Copie o trecho do texto sobre a camada de ozono começando em "A perda da camada de ozono - que" e terminando em "(NASA via AP)", editando-o para trocar "Antártida" por "Antártica".

**Texto fornecido:**
——

O buraco na camada de ozono, que já foi considerado um dos maiores perigos ambientais para a humanidade, pode ser totalmente recuperado na maior parte do mundo dentro de 20 anos, concluiu a mais recente avaliação das Nações Unidas (ONU). Isto, claro, se governos eliminarem gradualmente as substâncias que destroem a camada de ozono.

A perda da camada de ozono - que se aloja na superfície da Terra e tem como principal função assegurar a vida no planeta, uma vez que absorve parte da radiação solar - pode ser restituída até 2040, exceto nas regiões polares. De acordo com o relatório, realizado a cada quatro anos, as previsões apontam para uma total recuperação em 2045 no Ártico e 2066 na Antártida. 

Camada de ozono na zona da Antártida em setembro de 2000 e em setembro de 2018 (NASA via AP)

Após os alertas sobre a perda da camada de ozono na década de 80, esta tem vindo a melhorar na sequência do Protocolo de Montreal, um acordo internacional que ajudou a eliminar 99% dos produtos químicos - como os clorofluorcarbonetos (CFCs) e os hidrofluorocarbonetos (HFC) - que a estavam a destruir. 

"O nosso sucesso na eliminação gradual destes produtos químicos que devoram o ozono mostra-nos o que pode e deve ser feito com carácter de urgência para abandonarmos os combustíveis fósseis, reduzirmos os gases com efeito de estufa e, assim, limitar o aumento da temperatura [do planeta]", explicou Petteri Taalas, secretário-geral da Organização Meteorológica Mundial (OMM), uma das agências das Nações Unidas.

A resposta global e unificada para lidar com os CFCs significaria que o acordo de Montreal poderia ser considerado "o tratado ambiental mais bem-sucedido da história e incentiva outros países do mundo que se possam juntar e em conjunto decidir e agir sobre isso", acrescentou David Fahey, cientista da National Oceanic and Atmospheric Administration e um dos principais autores deste relatório. 

O especialista explicou ainda que mesmo com uma rápida ação global sobre os CFCs estes ainda permanecem na atmosfera durante pelo menos um século. "É preciso esperar que a natureza faça o seu trabalho", disse.

——

**Dados armazenados:**

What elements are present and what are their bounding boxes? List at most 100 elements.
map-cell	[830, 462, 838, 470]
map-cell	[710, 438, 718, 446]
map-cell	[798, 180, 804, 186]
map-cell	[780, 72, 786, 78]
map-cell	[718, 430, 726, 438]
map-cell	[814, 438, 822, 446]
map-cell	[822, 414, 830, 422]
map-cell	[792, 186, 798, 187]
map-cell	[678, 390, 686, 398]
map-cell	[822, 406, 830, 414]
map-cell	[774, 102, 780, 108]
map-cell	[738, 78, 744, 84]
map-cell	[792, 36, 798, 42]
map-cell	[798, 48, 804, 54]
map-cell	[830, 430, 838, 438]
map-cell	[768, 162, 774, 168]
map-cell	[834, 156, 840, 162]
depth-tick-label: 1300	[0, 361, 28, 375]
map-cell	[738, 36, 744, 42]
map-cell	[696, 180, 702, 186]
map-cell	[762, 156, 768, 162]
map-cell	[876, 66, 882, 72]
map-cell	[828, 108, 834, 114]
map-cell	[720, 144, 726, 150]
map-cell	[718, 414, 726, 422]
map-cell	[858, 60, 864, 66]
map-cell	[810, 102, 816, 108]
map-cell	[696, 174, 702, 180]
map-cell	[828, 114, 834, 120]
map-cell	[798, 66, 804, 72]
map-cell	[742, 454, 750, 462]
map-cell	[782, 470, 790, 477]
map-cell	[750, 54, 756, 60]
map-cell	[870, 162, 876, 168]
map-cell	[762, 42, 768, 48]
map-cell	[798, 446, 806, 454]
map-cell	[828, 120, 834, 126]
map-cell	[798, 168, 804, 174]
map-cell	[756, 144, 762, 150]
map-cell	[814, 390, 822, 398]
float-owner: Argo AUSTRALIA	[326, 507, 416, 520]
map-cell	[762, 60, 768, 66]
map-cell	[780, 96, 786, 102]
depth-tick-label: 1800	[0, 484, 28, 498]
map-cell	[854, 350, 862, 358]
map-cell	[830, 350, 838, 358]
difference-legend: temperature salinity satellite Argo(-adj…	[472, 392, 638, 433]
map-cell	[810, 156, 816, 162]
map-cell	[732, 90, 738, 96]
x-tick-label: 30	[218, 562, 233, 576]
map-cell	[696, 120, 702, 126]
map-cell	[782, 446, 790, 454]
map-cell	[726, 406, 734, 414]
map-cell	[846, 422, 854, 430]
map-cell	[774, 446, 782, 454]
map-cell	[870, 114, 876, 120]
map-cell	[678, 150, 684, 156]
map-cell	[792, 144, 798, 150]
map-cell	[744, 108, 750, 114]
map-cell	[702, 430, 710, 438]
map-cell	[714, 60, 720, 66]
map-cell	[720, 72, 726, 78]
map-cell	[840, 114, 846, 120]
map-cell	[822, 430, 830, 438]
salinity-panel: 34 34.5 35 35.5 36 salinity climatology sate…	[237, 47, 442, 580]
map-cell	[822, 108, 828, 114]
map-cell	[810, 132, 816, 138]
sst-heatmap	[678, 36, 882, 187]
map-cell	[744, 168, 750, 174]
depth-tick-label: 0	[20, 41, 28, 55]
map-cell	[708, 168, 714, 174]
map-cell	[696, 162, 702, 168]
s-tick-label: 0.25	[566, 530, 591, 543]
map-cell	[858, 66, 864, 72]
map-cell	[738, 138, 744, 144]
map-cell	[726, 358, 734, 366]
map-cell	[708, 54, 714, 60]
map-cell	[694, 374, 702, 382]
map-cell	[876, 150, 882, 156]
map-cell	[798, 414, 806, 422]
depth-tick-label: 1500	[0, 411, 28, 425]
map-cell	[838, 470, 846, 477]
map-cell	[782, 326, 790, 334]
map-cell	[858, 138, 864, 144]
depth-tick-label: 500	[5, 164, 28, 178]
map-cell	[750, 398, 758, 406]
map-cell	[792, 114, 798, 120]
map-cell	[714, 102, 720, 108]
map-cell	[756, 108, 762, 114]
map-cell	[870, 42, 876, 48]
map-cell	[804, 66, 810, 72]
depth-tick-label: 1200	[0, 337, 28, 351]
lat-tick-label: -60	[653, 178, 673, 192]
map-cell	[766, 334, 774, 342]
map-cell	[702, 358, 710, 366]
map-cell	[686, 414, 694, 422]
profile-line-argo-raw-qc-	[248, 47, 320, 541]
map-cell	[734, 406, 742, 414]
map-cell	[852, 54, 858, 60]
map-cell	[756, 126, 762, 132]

——

**Resolução escrita:**
A perda da camada de ozono - que se aloja na superfície da Terra e tem como principal função assegurar a vida no planeta, uma vez que absorve parte da radiação solar - pode ser restituída até 2040, exceto nas regiões polares. De acordo com o relatório, realizado a cada quatro anos, as previsões apontam para uma total recuperação em 2045 no Ártico e 2066 na Antártica. 

Camada de ozono na zona da Antártica em setembro de 2000 e em setembro de 2018 (NASA via AP)